→ **The problem**
Output all of the entries exactly as written.

→ **Given data**
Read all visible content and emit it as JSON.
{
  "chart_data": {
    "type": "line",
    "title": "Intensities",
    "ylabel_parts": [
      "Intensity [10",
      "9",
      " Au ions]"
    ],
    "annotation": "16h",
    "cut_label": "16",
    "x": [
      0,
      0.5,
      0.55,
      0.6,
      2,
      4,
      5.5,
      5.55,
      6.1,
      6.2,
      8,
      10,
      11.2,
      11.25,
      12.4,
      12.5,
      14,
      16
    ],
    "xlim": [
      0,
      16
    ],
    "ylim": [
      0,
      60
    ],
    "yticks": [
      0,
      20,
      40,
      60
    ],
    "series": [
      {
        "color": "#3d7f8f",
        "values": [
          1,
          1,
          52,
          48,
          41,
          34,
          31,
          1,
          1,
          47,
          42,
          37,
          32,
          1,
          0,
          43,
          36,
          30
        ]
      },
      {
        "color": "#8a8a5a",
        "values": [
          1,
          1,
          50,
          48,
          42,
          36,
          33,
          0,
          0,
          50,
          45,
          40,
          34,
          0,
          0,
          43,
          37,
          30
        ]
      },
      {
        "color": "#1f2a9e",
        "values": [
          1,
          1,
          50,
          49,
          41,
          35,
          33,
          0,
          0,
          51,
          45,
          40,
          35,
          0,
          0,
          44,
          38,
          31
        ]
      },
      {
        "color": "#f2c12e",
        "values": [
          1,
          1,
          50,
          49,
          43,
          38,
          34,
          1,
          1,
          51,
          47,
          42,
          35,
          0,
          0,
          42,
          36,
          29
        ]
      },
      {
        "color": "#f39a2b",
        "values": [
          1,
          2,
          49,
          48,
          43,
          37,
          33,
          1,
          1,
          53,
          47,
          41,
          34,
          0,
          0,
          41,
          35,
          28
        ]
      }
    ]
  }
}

→ **Result**
Read all visible content and emit it as JSON.
{
  "chart_data": {
    "type": "line",
    "title": "Intensities",
    "ylabel_parts": [
      "Intensity [10",
      "9",
      " Au ions]"
    ],
    "annotation": "16h",
    "cut_label": "16",
    "x": [
      0,
      0.5,
      0.55,
      0.6,
      2,
      4,
      5.5,
      5.55,
      6.1,
      6.2,
      8,
      10,
      11.2,
      11.25,
      12.4,
      12.5,
      14,
      16
    ],
    "xlim": [
      0,
      16
    ],
    "ylim": [
      0,
      60
    ],
    "yticks": [
      0,
      20,
      40,
      60
    ],
    "series": [
      {
        "color": "#3d7f8f",
        "values": [
          1,
          1,
          52,
          48,
          41,
          34,
          31,
          1,
          1,
          47,
          42,
          37,
          32,
          1,
          0,
          43,
          36,
          30
        ]
      },
      {
        "color": "#8a8a5a",
        "values": [
          1,
          1,
          50,
          48,
          42,
          36,
          33,
          0,
          0,
          50,
          45,
          40,
          34,
          0,
          0,
          43,
          37,
          30
        ]
      },
      {
        "color": "#1f2a9e",
        "values": [
          1,
          1,
          50,
          49,
          41,
          35,
          33,
          0,
          0,
          51,
          45,
          40,
          35,
          0,
          0,
          44,
          38,
          31
        ]
      },
      {
        "color": "#f2c12e",
        "values": [
          1,
          1,
          50,
          49,
          43,
          38,
          34,
          1,
          1,
          51,
          47,
          42,
          35,
          0,
          0,
          42,
          36,
          29
        ]
      },
      {
        "color": "#f39a2b",
        "values": [
          1,
          2,
          49,
          48,
          43,
          37,
          33,
          1,
          1,
          53,
          47,
          41,
          34,
          0,
          0,
          41,
          35,
          28
        ]
      }
    ]
  }
}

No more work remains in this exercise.